* _Text provided_:

::::::::

Since when have "vector processors died out"? The "Earth Simulator" for example used the NEC SX-6 CPU, currently the SX-9 is sold. Vector processors never died out and were in use for what they are best at. The GPU and the Cell are no match for either processor, first they both are only fast in single precission mode and much slower when they have to do double precission (the second generation of Cell is better at double precission) and they both have a weak memory subsystem when compared to a true VPU. It is slow and they can only use small memories. As far as I know the Cell can't even chain it's VPUs, something which was standard since the Cray-2 on VPUs.
Re:This is awesome! by Anonymous Coward · 2008-05-31 09:05 · Score: 1, Interesting

You can't use the currency exchange rate to get the US price for this system as many companies don't use this to set their prices. I did a quick check and the hardware used in this "supercomputer" would cost you a bit less than $4000 at Newegg.
We Need a Universal Multicore Processor by MOBE2001 · 2008-05-31 10:55 · Score: 3, Interesting

The point of this is that if your application suits it, this is a very cheap way to get supercomputer performance without paying for your own supercomputer (cluster) or time on an existing one.

No doubt about it. In spite of my admittedly negative criticism, I applaud these guys because I think this shows the amazing potential of multicore parallel computing to bringing supercomputing power to the desktop and even to the laptop and the cellphone. However, this potential will not arrive unless we can find a way to design a universal multicore processor architecture that is at home in all possible parallel environments, not just vector parallel systems. IOW, we need a parallel processor that can handle anything we can throw at it with equal ease. Unfortunately, both the industry and academia are pushing the field toward so-called heterogeneous processors, hideous monsters that will be a nightmare to write code for. Check out Nightmare on Core Street for good explanation of the multicore crisis and how it can be solved.
Has been done before with PS3s by nkeat · 2008-05-31 13:02 · Score: 2, Interesting

The guys in Antwerp have probably got themselves the greater number crunching power, but reconstruction of tomographic images has been done using similar multi-core hardware. See the following (pdf alert) from the University of Erlangen, which uses a cluster of PS3s for a great use of commodity consumer hardware http://www.google.co.uk/url?sa=t&ct=res&cd=1&url=http%3A%2F%2Fwww.imp.uni-erlangen.de%2FIEEE%2520MIC2007%2FKnaup_Poster_M19-291.pdf&ei=t_FBSKnZKoie1gbh2Y23Bg&usg=AFQjCNG7vNGmMM2hBrYdVKbwZAJZL0oS3Q&sig2=sEdlnPROC77CZ_KJ5OOgrg .
Re:By what benchmark? by Brian+Gordon · 2008-05-31 14:16 · Score: 2, Interesting

It's not really that surprising. CPUs are supposed to control the computer's resources and keep some kind of sanity and synchronization.. do one thing at a time and they do it fast. Multiple cores are nice but they just let you do 2 things at once. Yeah they're fancy and pipelined and there's all sort of asynchronous optimization with arithmetic and logic, but as a whole it's executing one instruction after another.

GPUs on the other hand are far more parallel. The thousands of individual subprocessors can be independently controlled in software and given different tasks.
Re:By what benchmark? by Xyrus · 2008-05-31 16:25 · Score: 3, Interesting

You're being overly simplistic.

In order to utilize this "super computer", your problem has to be refactored in such a way that it can utilize the hardware efficiently. This can be either be fairly easy or incredibly difficult depending on the problem, tool-set available, etc. .

Their benchmark is good for them, but it is most likely meaningless to the general super-computing community. Porting something like LINPACK over and running that as a benchmark however would give a whole lot more insight into what kind of performance boost a typical scientific app might gain from said hardware.

Nice to see someone utilizing this functionality though.

~X~

--
~X~

::::::::

* _Data provided_:
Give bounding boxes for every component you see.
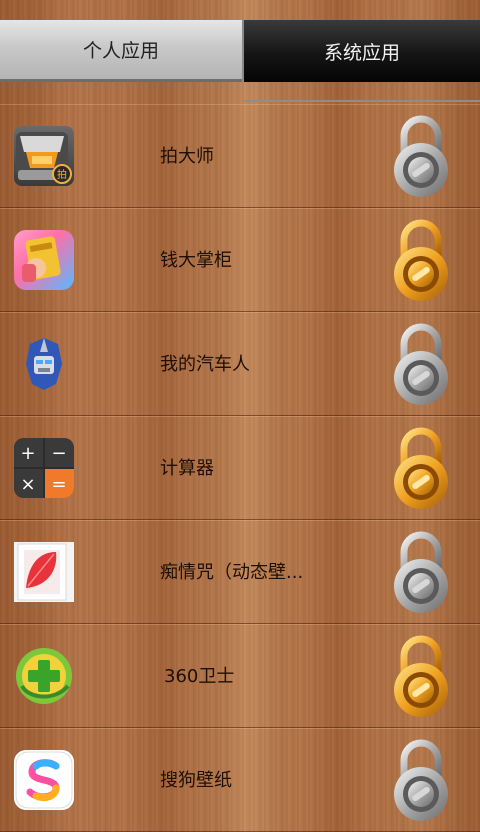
tab-system-apps[interactable]: 系统应用 — [242, 20, 480, 82]
app-name: 拍大师 — [160, 146, 214, 167]
tab-bar: 个人应用 系统应用 — [0, 20, 480, 82]
sogou-app-icon — [14, 750, 74, 810]
lock-toggle[interactable] — [388, 114, 454, 200]
security-app-icon — [14, 646, 74, 706]
svg-text:拍: 拍 — [57, 168, 67, 181]
lock-toggle[interactable] — [388, 322, 454, 408]
app-row[interactable]: 痴情咒（动态壁... — [0, 520, 480, 624]
svg-text:=: = — [51, 474, 66, 495]
lock-toggle[interactable] — [388, 218, 454, 304]
app-row[interactable]: 搜狗壁纸 — [0, 728, 480, 832]
tab-underline — [244, 100, 480, 102]
svg-text:×: × — [20, 474, 35, 495]
robot-app-icon — [14, 334, 74, 394]
app-name: 我的汽车人 — [160, 354, 250, 375]
app-row[interactable]: 我的汽车人 — [0, 312, 480, 416]
lock-toggle[interactable] — [388, 426, 454, 512]
app-name: 360卫士 — [164, 666, 235, 687]
svg-text:+: + — [20, 443, 35, 464]
svg-text:−: − — [51, 443, 66, 464]
app-row[interactable]: + − × = 计算器 — [0, 416, 480, 520]
app-row[interactable]: 拍 拍大师 — [0, 104, 480, 208]
app-name: 搜狗壁纸 — [160, 770, 232, 791]
app-name: 钱大掌柜 — [160, 250, 232, 271]
lock-toggle[interactable] — [388, 530, 454, 616]
app-row[interactable]: 360卫士 — [0, 624, 480, 728]
calculator-app-icon: + − × = — [14, 438, 74, 498]
app-list: 拍 拍大师 钱大掌柜 我的汽车人 + − × = 计算器 痴情咒（动态壁... … — [0, 104, 480, 832]
wallpaper-app-icon — [14, 542, 74, 602]
lock-toggle[interactable] — [388, 738, 454, 824]
lock-toggle[interactable] — [388, 634, 454, 720]
tab-personal-label: 个人应用 — [82, 40, 159, 62]
tab-system-label: 系统应用 — [323, 41, 400, 64]
app-name: 计算器 — [160, 458, 214, 479]
app-row[interactable]: 钱大掌柜 — [0, 208, 480, 312]
camera-app-icon: 拍 — [14, 126, 74, 186]
app-name: 痴情咒（动态壁... — [160, 562, 304, 583]
money-app-icon — [14, 230, 74, 290]
tab-personal-apps[interactable]: 个人应用 — [0, 20, 242, 82]
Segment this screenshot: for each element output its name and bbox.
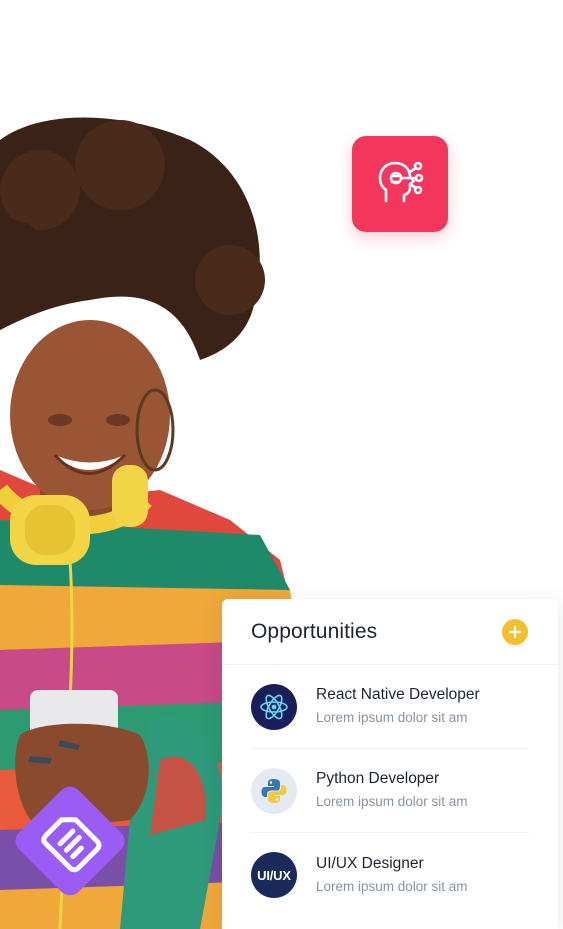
react-icon [251, 683, 297, 730]
item-subtitle: Lorem ipsum dolor sit am [316, 794, 468, 809]
ai-badge [352, 136, 448, 232]
plus-icon [508, 625, 522, 638]
list-item[interactable]: Python Developer Lorem ipsum dolor sit a… [251, 749, 529, 833]
document-badge [15, 786, 125, 896]
opportunities-card: Opportunities React Native Developer Lor… [222, 599, 558, 929]
item-title: Python Developer [316, 770, 440, 787]
uiux-icon-label: UI/UX [257, 867, 291, 883]
uiux-icon: UI/UX [251, 852, 297, 898]
python-icon [251, 767, 297, 814]
card-title: Opportunities [251, 619, 378, 643]
opportunity-list: React Native Developer Lorem ipsum dolor… [222, 665, 558, 917]
item-title: React Native Developer [316, 686, 480, 703]
card-header: Opportunities [222, 599, 558, 665]
add-opportunity-button[interactable] [502, 618, 528, 645]
list-item[interactable]: UI/UX UI/UX Designer Lorem ipsum dolor s… [251, 833, 529, 917]
item-subtitle: Lorem ipsum dolor sit am [316, 710, 468, 725]
list-item[interactable]: React Native Developer Lorem ipsum dolor… [251, 665, 529, 749]
ai-brain-icon [378, 161, 424, 203]
item-title: UI/UX Designer [316, 854, 424, 872]
item-subtitle: Lorem ipsum dolor sit am [316, 878, 468, 894]
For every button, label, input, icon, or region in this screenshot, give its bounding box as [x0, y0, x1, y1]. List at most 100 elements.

::::::::

* _Task directions_:
In the forum thread, how much would the hardware in the "supercomputer" cost at Newegg, according to one commenter?

* _Solution to this exercise_:
A bit less than $4000.